**PROBLEM TO WORK ON**. The records that follow are to be repeated without alteration.

**RECORDED INFORMATION**.
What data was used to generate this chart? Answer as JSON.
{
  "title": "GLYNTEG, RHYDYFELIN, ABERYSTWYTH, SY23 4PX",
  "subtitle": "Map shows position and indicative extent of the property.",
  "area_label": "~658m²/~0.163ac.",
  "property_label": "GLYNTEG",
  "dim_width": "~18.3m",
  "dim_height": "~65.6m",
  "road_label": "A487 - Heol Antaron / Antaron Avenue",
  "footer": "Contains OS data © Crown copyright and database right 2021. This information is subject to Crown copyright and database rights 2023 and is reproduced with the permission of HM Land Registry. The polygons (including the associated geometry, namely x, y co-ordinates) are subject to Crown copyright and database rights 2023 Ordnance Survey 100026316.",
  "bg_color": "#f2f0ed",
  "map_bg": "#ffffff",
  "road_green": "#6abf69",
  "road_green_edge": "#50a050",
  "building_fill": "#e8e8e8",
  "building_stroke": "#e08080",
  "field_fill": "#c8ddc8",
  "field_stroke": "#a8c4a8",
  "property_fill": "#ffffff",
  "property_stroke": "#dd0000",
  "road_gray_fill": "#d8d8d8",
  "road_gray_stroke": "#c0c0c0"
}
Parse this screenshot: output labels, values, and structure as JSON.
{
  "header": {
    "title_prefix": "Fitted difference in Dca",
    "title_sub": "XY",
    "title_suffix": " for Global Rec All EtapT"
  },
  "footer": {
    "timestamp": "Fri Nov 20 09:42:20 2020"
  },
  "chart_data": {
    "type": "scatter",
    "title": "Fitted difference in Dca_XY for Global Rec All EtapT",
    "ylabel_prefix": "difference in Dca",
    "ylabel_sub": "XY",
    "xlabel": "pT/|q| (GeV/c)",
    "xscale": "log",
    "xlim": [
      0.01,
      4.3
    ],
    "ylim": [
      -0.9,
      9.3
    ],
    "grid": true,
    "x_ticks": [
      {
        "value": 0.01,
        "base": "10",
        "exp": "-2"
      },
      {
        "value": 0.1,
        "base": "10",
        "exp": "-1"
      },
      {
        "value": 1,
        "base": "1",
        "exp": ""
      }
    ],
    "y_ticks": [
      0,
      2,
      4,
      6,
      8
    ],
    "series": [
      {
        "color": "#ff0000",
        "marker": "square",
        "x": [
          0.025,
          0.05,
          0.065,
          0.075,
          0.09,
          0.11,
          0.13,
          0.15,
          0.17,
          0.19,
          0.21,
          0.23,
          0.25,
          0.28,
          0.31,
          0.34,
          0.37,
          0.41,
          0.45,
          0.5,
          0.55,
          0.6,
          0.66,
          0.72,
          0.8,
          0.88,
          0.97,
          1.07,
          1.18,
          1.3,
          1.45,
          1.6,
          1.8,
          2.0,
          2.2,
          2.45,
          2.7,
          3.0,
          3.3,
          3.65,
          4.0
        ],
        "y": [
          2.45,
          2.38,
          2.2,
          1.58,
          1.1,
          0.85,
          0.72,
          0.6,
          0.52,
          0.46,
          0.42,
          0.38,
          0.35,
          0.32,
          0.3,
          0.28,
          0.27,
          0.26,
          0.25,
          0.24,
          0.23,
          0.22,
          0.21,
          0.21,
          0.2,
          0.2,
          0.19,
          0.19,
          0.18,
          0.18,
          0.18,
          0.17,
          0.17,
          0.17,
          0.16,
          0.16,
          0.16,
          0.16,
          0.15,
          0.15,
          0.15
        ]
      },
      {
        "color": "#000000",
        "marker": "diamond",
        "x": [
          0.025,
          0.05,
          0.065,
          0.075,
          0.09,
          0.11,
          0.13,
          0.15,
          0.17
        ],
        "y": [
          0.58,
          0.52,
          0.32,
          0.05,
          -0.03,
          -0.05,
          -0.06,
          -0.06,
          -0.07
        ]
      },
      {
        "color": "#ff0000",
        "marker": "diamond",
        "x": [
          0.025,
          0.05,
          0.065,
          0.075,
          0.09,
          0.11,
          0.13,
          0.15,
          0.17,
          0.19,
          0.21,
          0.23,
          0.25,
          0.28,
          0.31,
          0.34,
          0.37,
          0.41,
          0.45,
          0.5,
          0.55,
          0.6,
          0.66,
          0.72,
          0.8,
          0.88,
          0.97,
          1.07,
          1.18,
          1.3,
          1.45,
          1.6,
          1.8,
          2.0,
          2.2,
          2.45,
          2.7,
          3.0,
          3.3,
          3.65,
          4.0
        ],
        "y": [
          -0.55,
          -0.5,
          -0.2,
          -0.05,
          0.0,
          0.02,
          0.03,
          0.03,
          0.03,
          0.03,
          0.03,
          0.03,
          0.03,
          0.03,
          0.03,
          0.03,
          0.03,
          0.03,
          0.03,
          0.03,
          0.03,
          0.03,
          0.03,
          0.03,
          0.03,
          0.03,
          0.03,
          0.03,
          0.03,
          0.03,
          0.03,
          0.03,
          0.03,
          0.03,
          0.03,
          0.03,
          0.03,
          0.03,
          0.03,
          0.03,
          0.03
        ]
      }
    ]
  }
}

**RIGHT ANSWER**.
What data was used to generate this chart? Answer as JSON.
{
  "title": "GLYNTEG, RHYDYFELIN, ABERYSTWYTH, SY23 4PX",
  "subtitle": "Map shows position and indicative extent of the property.",
  "area_label": "~658m²/~0.163ac.",
  "property_label": "GLYNTEG",
  "dim_width": "~18.3m",
  "dim_height": "~65.6m",
  "road_label": "A487 - Heol Antaron / Antaron Avenue",
  "footer": "Contains OS data © Crown copyright and database right 2021. This information is subject to Crown copyright and database rights 2023 and is reproduced with the permission of HM Land Registry. The polygons (including the associated geometry, namely x, y co-ordinates) are subject to Crown copyright and database rights 2023 Ordnance Survey 100026316.",
  "bg_color": "#f2f0ed",
  "map_bg": "#ffffff",
  "road_green": "#6abf69",
  "road_green_edge": "#50a050",
  "building_fill": "#e8e8e8",
  "building_stroke": "#e08080",
  "field_fill": "#c8ddc8",
  "field_stroke": "#a8c4a8",
  "property_fill": "#ffffff",
  "property_stroke": "#dd0000",
  "road_gray_fill": "#d8d8d8",
  "road_gray_stroke": "#c0c0c0"
}
Parse this screenshot: output labels, values, and structure as JSON.
{
  "header": {
    "title_prefix": "Fitted difference in Dca",
    "title_sub": "XY",
    "title_suffix": " for Global Rec All EtapT"
  },
  "footer": {
    "timestamp": "Fri Nov 20 09:42:20 2020"
  },
  "chart_data": {
    "type": "scatter",
    "title": "Fitted difference in Dca_XY for Global Rec All EtapT",
    "ylabel_prefix": "difference in Dca",
    "ylabel_sub": "XY",
    "xlabel": "pT/|q| (GeV/c)",
    "xscale": "log",
    "xlim": [
      0.01,
      4.3
    ],
    "ylim": [
      -0.9,
      9.3
    ],
    "grid": true,
    "x_ticks": [
      {
        "value": 0.01,
        "base": "10",
        "exp": "-2"
      },
      {
        "value": 0.1,
        "base": "10",
        "exp": "-1"
      },
      {
        "value": 1,
        "base": "1",
        "exp": ""
      }
    ],
    "y_ticks": [
      0,
      2,
      4,
      6,
      8
    ],
    "series": [
      {
        "color": "#ff0000",
        "marker": "square",
        "x": [
          0.025,
          0.05,
          0.065,
          0.075,
          0.09,
          0.11,
          0.13,
          0.15,
          0.17,
          0.19,
          0.21,
          0.23,
          0.25,
          0.28,
          0.31,
          0.34,
          0.37,
          0.41,
          0.45,
          0.5,
          0.55,
          0.6,
          0.66,
          0.72,
          0.8,
          0.88,
          0.97,
          1.07,
          1.18,
          1.3,
          1.45,
          1.6,
          1.8,
          2.0,
          2.2,
          2.45,
          2.7,
          3.0,
          3.3,
          3.65,
          4.0
        ],
        "y": [
          2.45,
          2.38,
          2.2,
          1.58,
          1.1,
          0.85,
          0.72,
          0.6,
          0.52,
          0.46,
          0.42,
          0.38,
          0.35,
          0.32,
          0.3,
          0.28,
          0.27,
          0.26,
          0.25,
          0.24,
          0.23,
          0.22,
          0.21,
          0.21,
          0.2,
          0.2,
          0.19,
          0.19,
          0.18,
          0.18,
          0.18,
          0.17,
          0.17,
          0.17,
          0.16,
          0.16,
          0.16,
          0.16,
          0.15,
          0.15,
          0.15
        ]
      },
      {
        "color": "#000000",
        "marker": "diamond",
        "x": [
          0.025,
          0.05,
          0.065,
          0.075,
          0.09,
          0.11,
          0.13,
          0.15,
          0.17
        ],
        "y": [
          0.58,
          0.52,
          0.32,
          0.05,
          -0.03,
          -0.05,
          -0.06,
          -0.06,
          -0.07
        ]
      },
      {
        "color": "#ff0000",
        "marker": "diamond",
        "x": [
          0.025,
          0.05,
          0.065,
          0.075,
          0.09,
          0.11,
          0.13,
          0.15,
          0.17,
          0.19,
          0.21,
          0.23,
          0.25,
          0.28,
          0.31,
          0.34,
          0.37,
          0.41,
          0.45,
          0.5,
          0.55,
          0.6,
          0.66,
          0.72,
          0.8,
          0.88,
          0.97,
          1.07,
          1.18,
          1.3,
          1.45,
          1.6,
          1.8,
          2.0,
          2.2,
          2.45,
          2.7,
          3.0,
          3.3,
          3.65,
          4.0
        ],
        "y": [
          -0.55,
          -0.5,
          -0.2,
          -0.05,
          0.0,
          0.02,
          0.03,
          0.03,
          0.03,
          0.03,
          0.03,
          0.03,
          0.03,
          0.03,
          0.03,
          0.03,
          0.03,
          0.03,
          0.03,
          0.03,
          0.03,
          0.03,
          0.03,
          0.03,
          0.03,
          0.03,
          0.03,
          0.03,
          0.03,
          0.03,
          0.03,
          0.03,
          0.03,
          0.03,
          0.03,
          0.03,
          0.03,
          0.03,
          0.03,
          0.03,
          0.03
        ]
      }
    ]
  }
}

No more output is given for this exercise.